• _YOUR INSTRUCTIONS_
Without any pictures, reproduce exactly the lines running from the line containing "What's the underlying" through the end of the entries.

•••••

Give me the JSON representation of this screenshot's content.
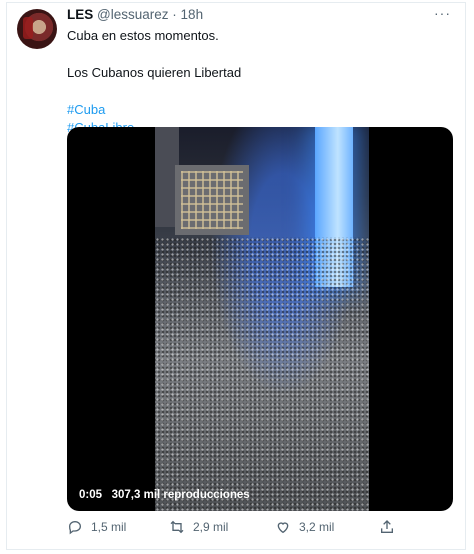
{
  "author": {
    "name": "LES",
    "handle": "@lessuarez",
    "separator": "·",
    "time": "18h"
  },
  "more_label": "···",
  "tweet": {
    "line1": "Cuba en estos momentos.",
    "line2": "Los Cubanos quieren Libertad",
    "hashtags": [
      "#Cuba",
      "#CubaLibre"
    ]
  },
  "video": {
    "elapsed": "0:05",
    "views": "307,3 mil reproducciones"
  },
  "actions": {
    "replies": "1,5 mil",
    "retweets": "2,9 mil",
    "likes": "3,2 mil"
  },
  "colors": {
    "link": "#1d9bf0",
    "secondary": "#536471"
  }
}
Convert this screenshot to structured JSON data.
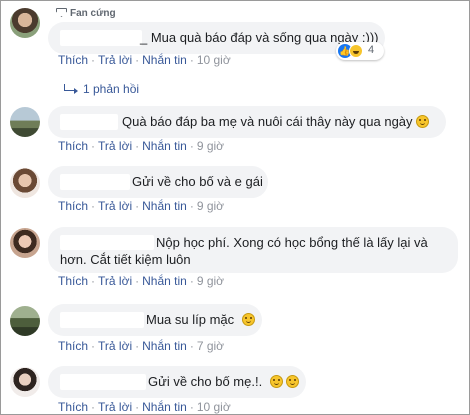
{
  "comments": [
    {
      "badge": "Fan cứng",
      "text": "_ Mua quà báo đáp và sống qua ngày :)))",
      "reaction_count": "4",
      "actions": {
        "like": "Thích",
        "reply": "Trả lời",
        "message": "Nhắn tin",
        "time": "10 giờ"
      },
      "replies_label": "1 phản hồi"
    },
    {
      "text": "Quà báo đáp ba mẹ và nuôi cái thây này qua ngày",
      "actions": {
        "like": "Thích",
        "reply": "Trả lời",
        "message": "Nhắn tin",
        "time": "9 giờ"
      }
    },
    {
      "text": "Gửi về cho bố và e gái",
      "actions": {
        "like": "Thích",
        "reply": "Trả lời",
        "message": "Nhắn tin",
        "time": "9 giờ"
      }
    },
    {
      "text_line1": "Nộp học phí. Xong có học bổng thế là lấy lại và",
      "text_line2": "hơn. Cắt tiết kiệm luôn",
      "actions": {
        "like": "Thích",
        "reply": "Trả lời",
        "message": "Nhắn tin",
        "time": "9 giờ"
      }
    },
    {
      "text": "Mua su líp mặc",
      "actions": {
        "like": "Thích",
        "reply": "Trả lời",
        "message": "Nhắn tin",
        "time": "7 giờ"
      }
    },
    {
      "text": "Gửi về cho bố mẹ.!.",
      "actions": {
        "like": "Thích",
        "reply": "Trả lời",
        "message": "Nhắn tin",
        "time": "10 giờ"
      }
    }
  ],
  "separator": "·"
}
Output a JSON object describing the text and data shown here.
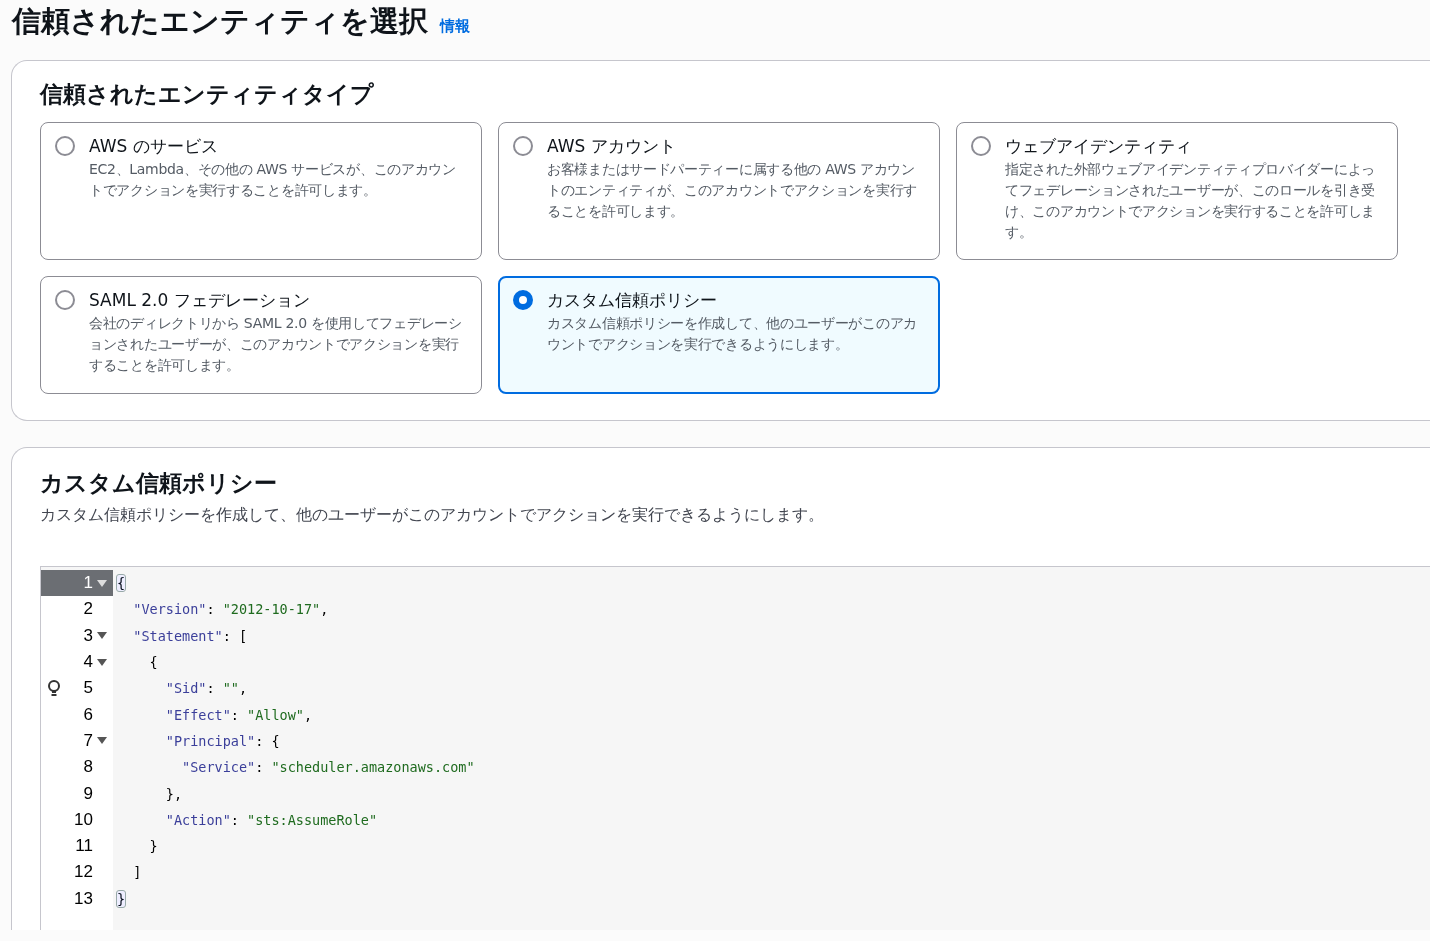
{
  "page": {
    "title": "信頼されたエンティティを選択",
    "info_link": "情報"
  },
  "entity_type": {
    "heading": "信頼されたエンティティタイプ",
    "options": [
      {
        "label": "AWS のサービス",
        "description": "EC2、Lambda、その他の AWS サービスが、このアカウントでアクションを実行することを許可します。",
        "selected": false
      },
      {
        "label": "AWS アカウント",
        "description": "お客様またはサードパーティーに属する他の AWS アカウントのエンティティが、このアカウントでアクションを実行することを許可します。",
        "selected": false
      },
      {
        "label": "ウェブアイデンティティ",
        "description": "指定された外部ウェブアイデンティティプロバイダーによってフェデレーションされたユーザーが、このロールを引き受け、このアカウントでアクションを実行することを許可します。",
        "selected": false
      },
      {
        "label": "SAML 2.0 フェデレーション",
        "description": "会社のディレクトリから SAML 2.0 を使用してフェデレーションされたユーザーが、このアカウントでアクションを実行することを許可します。",
        "selected": false
      },
      {
        "label": "カスタム信頼ポリシー",
        "description": "カスタム信頼ポリシーを作成して、他のユーザーがこのアカウントでアクションを実行できるようにします。",
        "selected": true
      }
    ]
  },
  "custom_policy": {
    "heading": "カスタム信頼ポリシー",
    "description": "カスタム信頼ポリシーを作成して、他のユーザーがこのアカウントでアクションを実行できるようにします。",
    "editor": {
      "lines": [
        {
          "number": "1",
          "active": true,
          "foldable": true,
          "hint": false,
          "tokens": [
            {
              "kind": "bracket-match",
              "text": "{"
            }
          ]
        },
        {
          "number": "2",
          "active": false,
          "foldable": false,
          "hint": false,
          "tokens": [
            {
              "kind": "key",
              "text": "  \"Version\""
            },
            {
              "kind": "punct",
              "text": ": "
            },
            {
              "kind": "string",
              "text": "\"2012-10-17\""
            },
            {
              "kind": "punct",
              "text": ","
            }
          ]
        },
        {
          "number": "3",
          "active": false,
          "foldable": true,
          "hint": false,
          "tokens": [
            {
              "kind": "key",
              "text": "  \"Statement\""
            },
            {
              "kind": "punct",
              "text": ": ["
            }
          ]
        },
        {
          "number": "4",
          "active": false,
          "foldable": true,
          "hint": false,
          "tokens": [
            {
              "kind": "punct",
              "text": "    {"
            }
          ]
        },
        {
          "number": "5",
          "active": false,
          "foldable": false,
          "hint": true,
          "tokens": [
            {
              "kind": "key",
              "text": "      \"Sid\""
            },
            {
              "kind": "punct",
              "text": ": "
            },
            {
              "kind": "string",
              "text": "\"\""
            },
            {
              "kind": "punct",
              "text": ","
            }
          ]
        },
        {
          "number": "6",
          "active": false,
          "foldable": false,
          "hint": false,
          "tokens": [
            {
              "kind": "key",
              "text": "      \"Effect\""
            },
            {
              "kind": "punct",
              "text": ": "
            },
            {
              "kind": "string",
              "text": "\"Allow\""
            },
            {
              "kind": "punct",
              "text": ","
            }
          ]
        },
        {
          "number": "7",
          "active": false,
          "foldable": true,
          "hint": false,
          "tokens": [
            {
              "kind": "key",
              "text": "      \"Principal\""
            },
            {
              "kind": "punct",
              "text": ": {"
            }
          ]
        },
        {
          "number": "8",
          "active": false,
          "foldable": false,
          "hint": false,
          "tokens": [
            {
              "kind": "key",
              "text": "        \"Service\""
            },
            {
              "kind": "punct",
              "text": ": "
            },
            {
              "kind": "string",
              "text": "\"scheduler.amazonaws.com\""
            }
          ]
        },
        {
          "number": "9",
          "active": false,
          "foldable": false,
          "hint": false,
          "tokens": [
            {
              "kind": "punct",
              "text": "      },"
            }
          ]
        },
        {
          "number": "10",
          "active": false,
          "foldable": false,
          "hint": false,
          "tokens": [
            {
              "kind": "key",
              "text": "      \"Action\""
            },
            {
              "kind": "punct",
              "text": ": "
            },
            {
              "kind": "string",
              "text": "\"sts:AssumeRole\""
            }
          ]
        },
        {
          "number": "11",
          "active": false,
          "foldable": false,
          "hint": false,
          "tokens": [
            {
              "kind": "punct",
              "text": "    }"
            }
          ]
        },
        {
          "number": "12",
          "active": false,
          "foldable": false,
          "hint": false,
          "tokens": [
            {
              "kind": "punct",
              "text": "  ]"
            }
          ]
        },
        {
          "number": "13",
          "active": false,
          "foldable": false,
          "hint": false,
          "tokens": [
            {
              "kind": "bracket-match",
              "text": "}"
            }
          ]
        }
      ]
    }
  }
}
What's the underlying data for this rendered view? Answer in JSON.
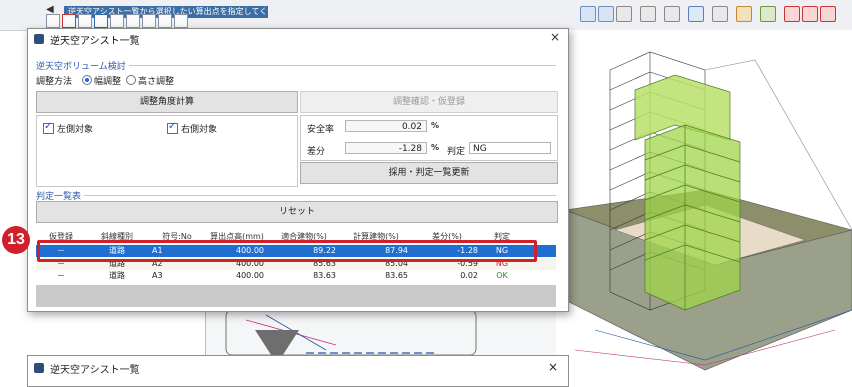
{
  "status_message": "逆天空アシスト一覧から選択したい算出点を指定してください。",
  "dialog": {
    "title": "逆天空アシスト一覧",
    "close_symbol": "×",
    "volume_group": "逆天空ボリューム検討",
    "adjust_method_label": "調整方法",
    "radio_width": "幅調整",
    "radio_height": "高さ調整",
    "calc_button": "調整角度計算",
    "confirm_button": "調整確認・仮登録",
    "left_target": "左側対象",
    "right_target": "右側対象",
    "safety_label": "安全率",
    "safety_value": "0.02",
    "diff_label": "差分",
    "diff_value": "-1.28",
    "unit_percent": "%",
    "judge_label": "判定",
    "judge_value": "NG",
    "adopt_button": "採用・判定一覧更新",
    "judge_list_group": "判定一覧表",
    "reset_button": "リセット"
  },
  "table": {
    "headers": [
      "仮登録",
      "斜線種別",
      "符号:No",
      "算出点高(mm)",
      "適合建物(%)",
      "計算建物(%)",
      "差分(%)",
      "判定"
    ],
    "rows": [
      [
        "－",
        "道路",
        "A1",
        "400.00",
        "89.22",
        "87.94",
        "-1.28",
        "NG"
      ],
      [
        "－",
        "道路",
        "A2",
        "400.00",
        "85.63",
        "85.04",
        "-0.59",
        "NG"
      ],
      [
        "－",
        "道路",
        "A3",
        "400.00",
        "83.63",
        "83.65",
        "0.02",
        "OK"
      ]
    ]
  },
  "step_badge": "13",
  "dialog2": {
    "title": "逆天空アシスト一覧",
    "close_symbol": "×"
  },
  "colors": {
    "accent_blue": "#1f6fd1",
    "highlight_red": "#d11f2b",
    "ok_green": "#2e8b2e",
    "ng_red": "#d11f2b",
    "building_green": "#9fd64a"
  }
}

•••••

• _RIGHT ANSWER_
What's the underlying data for this rendered view? Answer in JSON.
{
  "status_message": "逆天空アシスト一覧から選択したい算出点を指定してください。",
  "dialog": {
    "title": "逆天空アシスト一覧",
    "close_symbol": "×",
    "volume_group": "逆天空ボリューム検討",
    "adjust_method_label": "調整方法",
    "radio_width": "幅調整",
    "radio_height": "高さ調整",
    "calc_button": "調整角度計算",
    "confirm_button": "調整確認・仮登録",
    "left_target": "左側対象",
    "right_target": "右側対象",
    "safety_label": "安全率",
    "safety_value": "0.02",
    "diff_label": "差分",
    "diff_value": "-1.28",
    "unit_percent": "%",
    "judge_label": "判定",
    "judge_value": "NG",
    "adopt_button": "採用・判定一覧更新",
    "judge_list_group": "判定一覧表",
    "reset_button": "リセット"
  },
  "table": {
    "headers": [
      "仮登録",
      "斜線種別",
      "符号:No",
      "算出点高(mm)",
      "適合建物(%)",
      "計算建物(%)",
      "差分(%)",
      "判定"
    ],
    "rows": [
      [
        "－",
        "道路",
        "A1",
        "400.00",
        "89.22",
        "87.94",
        "-1.28",
        "NG"
      ],
      [
        "－",
        "道路",
        "A2",
        "400.00",
        "85.63",
        "85.04",
        "-0.59",
        "NG"
      ],
      [
        "－",
        "道路",
        "A3",
        "400.00",
        "83.63",
        "83.65",
        "0.02",
        "OK"
      ]
    ]
  },
  "step_badge": "13",
  "dialog2": {
    "title": "逆天空アシスト一覧",
    "close_symbol": "×"
  },
  "colors": {
    "accent_blue": "#1f6fd1",
    "highlight_red": "#d11f2b",
    "ok_green": "#2e8b2e",
    "ng_red": "#d11f2b",
    "building_green": "#9fd64a"
  }
}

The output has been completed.